■ What is expected ■
Work out how many lines contain "basin". Reply with the count alone.

■ Data for processing ■
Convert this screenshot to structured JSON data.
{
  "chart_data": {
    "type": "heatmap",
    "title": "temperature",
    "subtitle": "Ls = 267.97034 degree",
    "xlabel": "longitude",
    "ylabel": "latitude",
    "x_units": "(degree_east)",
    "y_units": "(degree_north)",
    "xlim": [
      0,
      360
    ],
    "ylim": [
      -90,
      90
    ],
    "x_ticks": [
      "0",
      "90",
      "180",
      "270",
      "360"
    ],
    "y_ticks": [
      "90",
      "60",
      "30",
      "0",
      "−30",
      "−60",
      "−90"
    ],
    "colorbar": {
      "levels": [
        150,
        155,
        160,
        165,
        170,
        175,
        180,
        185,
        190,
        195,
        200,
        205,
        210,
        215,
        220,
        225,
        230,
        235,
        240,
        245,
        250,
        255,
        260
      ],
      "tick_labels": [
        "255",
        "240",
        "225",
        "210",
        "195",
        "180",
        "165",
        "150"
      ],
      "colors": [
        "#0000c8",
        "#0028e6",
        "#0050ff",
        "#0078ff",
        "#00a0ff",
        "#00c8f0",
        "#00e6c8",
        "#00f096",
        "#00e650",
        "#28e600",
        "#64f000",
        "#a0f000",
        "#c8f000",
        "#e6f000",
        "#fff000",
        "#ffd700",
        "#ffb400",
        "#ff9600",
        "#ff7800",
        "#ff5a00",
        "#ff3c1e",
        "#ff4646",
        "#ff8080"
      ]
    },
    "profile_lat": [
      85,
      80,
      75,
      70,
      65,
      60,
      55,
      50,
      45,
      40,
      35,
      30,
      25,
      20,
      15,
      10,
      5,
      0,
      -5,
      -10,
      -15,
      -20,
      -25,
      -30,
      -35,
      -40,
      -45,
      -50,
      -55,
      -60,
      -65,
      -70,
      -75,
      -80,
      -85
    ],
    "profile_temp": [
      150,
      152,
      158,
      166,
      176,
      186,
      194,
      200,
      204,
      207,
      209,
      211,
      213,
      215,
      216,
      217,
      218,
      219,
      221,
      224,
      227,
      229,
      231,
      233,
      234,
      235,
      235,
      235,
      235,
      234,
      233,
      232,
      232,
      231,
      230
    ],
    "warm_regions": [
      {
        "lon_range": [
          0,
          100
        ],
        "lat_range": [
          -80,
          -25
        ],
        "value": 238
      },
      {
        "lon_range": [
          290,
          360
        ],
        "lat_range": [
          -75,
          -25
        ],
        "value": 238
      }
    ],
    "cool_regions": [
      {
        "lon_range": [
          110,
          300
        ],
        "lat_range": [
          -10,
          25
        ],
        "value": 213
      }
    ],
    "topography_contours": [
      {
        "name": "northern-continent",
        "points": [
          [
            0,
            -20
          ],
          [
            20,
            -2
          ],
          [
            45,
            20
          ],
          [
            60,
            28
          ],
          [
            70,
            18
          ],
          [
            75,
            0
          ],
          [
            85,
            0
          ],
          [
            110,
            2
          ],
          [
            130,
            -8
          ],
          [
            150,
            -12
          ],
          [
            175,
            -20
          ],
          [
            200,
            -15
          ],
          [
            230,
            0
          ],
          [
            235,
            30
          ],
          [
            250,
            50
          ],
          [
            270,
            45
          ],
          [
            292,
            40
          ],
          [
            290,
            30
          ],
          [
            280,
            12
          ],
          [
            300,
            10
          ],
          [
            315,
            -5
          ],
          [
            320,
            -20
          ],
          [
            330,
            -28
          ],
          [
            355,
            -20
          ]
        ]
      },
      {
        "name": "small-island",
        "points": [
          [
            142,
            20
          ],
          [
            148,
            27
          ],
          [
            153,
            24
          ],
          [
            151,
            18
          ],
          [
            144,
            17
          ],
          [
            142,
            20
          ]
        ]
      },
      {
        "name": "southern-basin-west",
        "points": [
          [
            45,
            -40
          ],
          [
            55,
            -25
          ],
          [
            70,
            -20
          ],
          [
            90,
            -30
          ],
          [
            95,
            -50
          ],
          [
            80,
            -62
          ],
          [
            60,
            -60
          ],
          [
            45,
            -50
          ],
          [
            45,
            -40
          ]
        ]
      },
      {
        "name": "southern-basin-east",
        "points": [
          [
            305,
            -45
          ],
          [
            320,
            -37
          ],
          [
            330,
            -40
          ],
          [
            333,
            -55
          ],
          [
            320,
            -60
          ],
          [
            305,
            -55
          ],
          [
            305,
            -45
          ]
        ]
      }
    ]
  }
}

■ Exercise answer ■
2